DIRECTIONS
Repeat each entry word for word. Leave any images out of the copy.

Figure data in JSON:

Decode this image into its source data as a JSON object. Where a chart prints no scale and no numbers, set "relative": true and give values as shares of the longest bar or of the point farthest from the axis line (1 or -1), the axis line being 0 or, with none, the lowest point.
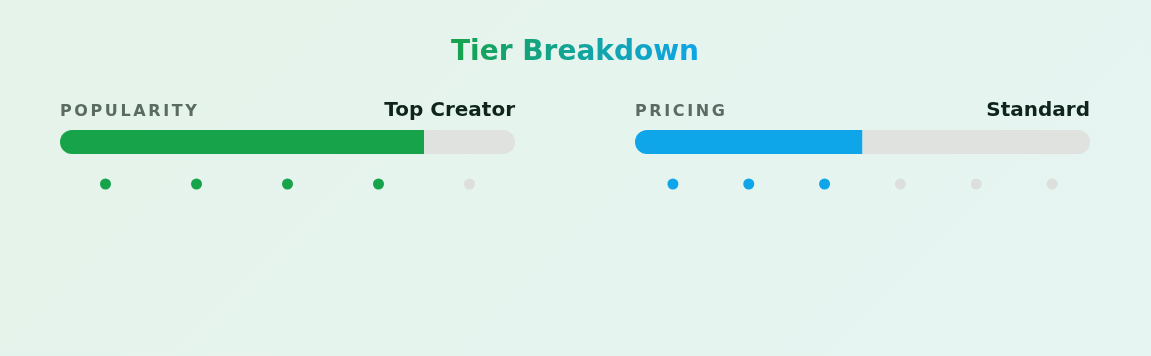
{
  "chart_data": [
    {
      "type": "bar",
      "title": "Tier Breakdown",
      "ylabel": "POPULARITY",
      "annotations": [
        "Top Creator"
      ],
      "orientation": "horizontal",
      "stacked": true,
      "relative": true,
      "categories": [
        null
      ],
      "series": [
        {
          "color": "#16a34a",
          "values": [
            0.8
          ]
        },
        {
          "color": "#dfe2df",
          "values": [
            0.2
          ]
        }
      ]
    },
    {
      "type": "bar",
      "ylabel": "PRICING",
      "annotations": [
        "Standard"
      ],
      "orientation": "horizontal",
      "stacked": true,
      "relative": true,
      "categories": [
        null
      ],
      "series": [
        {
          "color": "#0ea5e9",
          "values": [
            0.5
          ]
        },
        {
          "color": "#dfe2df",
          "values": [
            0.5
          ]
        }
      ]
    }
  ]
}
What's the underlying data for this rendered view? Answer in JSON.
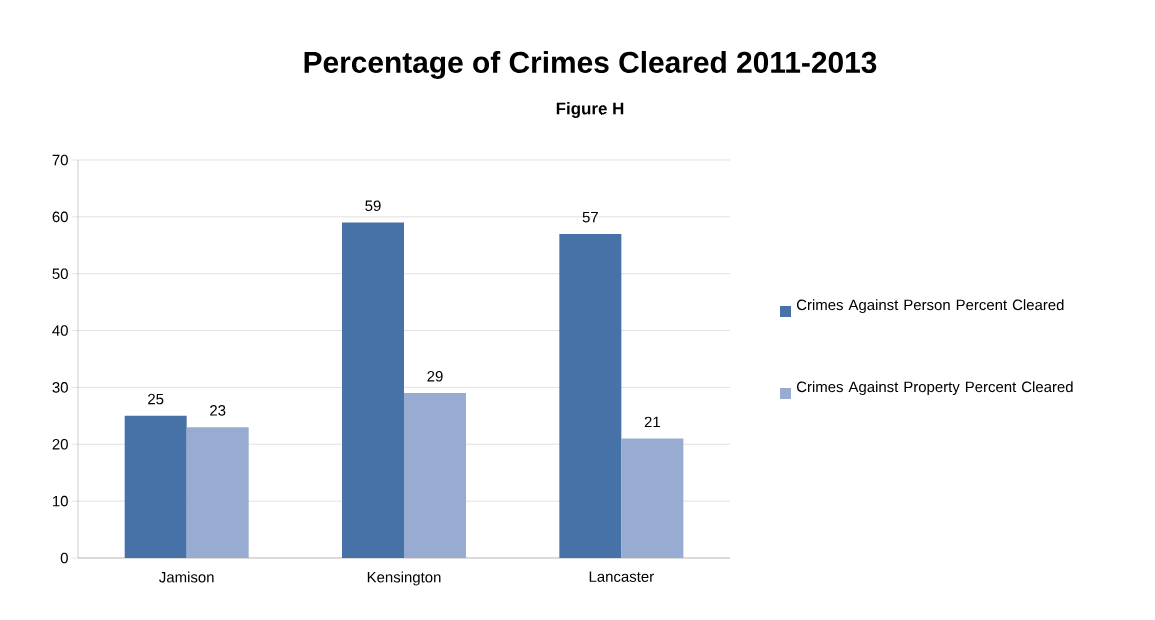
{
  "chart_data": {
    "type": "bar",
    "title": "Percentage of Crimes Cleared 2011-2013",
    "subtitle": "Figure H",
    "categories": [
      "Jamison",
      "Kensington",
      "Lancaster"
    ],
    "series": [
      {
        "name": "Crimes Against Person Percent Cleared",
        "color": "#4672a8",
        "values": [
          25,
          59,
          57
        ]
      },
      {
        "name": "Crimes Against Property Percent Cleared",
        "color": "#98abd1",
        "values": [
          23,
          29,
          21
        ]
      }
    ],
    "ylim": [
      0,
      70
    ],
    "yticks": [
      0,
      10,
      20,
      30,
      40,
      50,
      60,
      70
    ],
    "grid": "y",
    "legend": "right",
    "data_labels": true
  }
}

OUTPUT OF THE EXERCISE
Decode this image into its source data as a JSON object. Where a chart prints no scale and no numbers, set "relative": true and give values as shares of the longest bar or of the point farthest from the axis line (1 or -1), the axis line being 0 or, with none, the lowest point.
{
  "chart_data": [
    {
      "type": "bar",
      "title": "Tier Breakdown",
      "ylabel": "POPULARITY",
      "annotations": [
        "Top Creator"
      ],
      "orientation": "horizontal",
      "stacked": true,
      "relative": true,
      "categories": [
        null
      ],
      "series": [
        {
          "color": "#16a34a",
          "values": [
            0.8
          ]
        },
        {
          "color": "#dfe2df",
          "values": [
            0.2
          ]
        }
      ]
    },
    {
      "type": "bar",
      "ylabel": "PRICING",
      "annotations": [
        "Standard"
      ],
      "orientation": "horizontal",
      "stacked": true,
      "relative": true,
      "categories": [
        null
      ],
      "series": [
        {
          "color": "#0ea5e9",
          "values": [
            0.5
          ]
        },
        {
          "color": "#dfe2df",
          "values": [
            0.5
          ]
        }
      ]
    }
  ]
}
What's the underlying data for this rendered view? Answer in JSON.
{
  "chart_data": {
    "type": "bar",
    "title": "Percentage of Crimes Cleared 2011-2013",
    "subtitle": "Figure H",
    "categories": [
      "Jamison",
      "Kensington",
      "Lancaster"
    ],
    "series": [
      {
        "name": "Crimes Against Person Percent Cleared",
        "color": "#4672a8",
        "values": [
          25,
          59,
          57
        ]
      },
      {
        "name": "Crimes Against Property Percent Cleared",
        "color": "#98abd1",
        "values": [
          23,
          29,
          21
        ]
      }
    ],
    "ylim": [
      0,
      70
    ],
    "yticks": [
      0,
      10,
      20,
      30,
      40,
      50,
      60,
      70
    ],
    "grid": "y",
    "legend": "right",
    "data_labels": true
  }
}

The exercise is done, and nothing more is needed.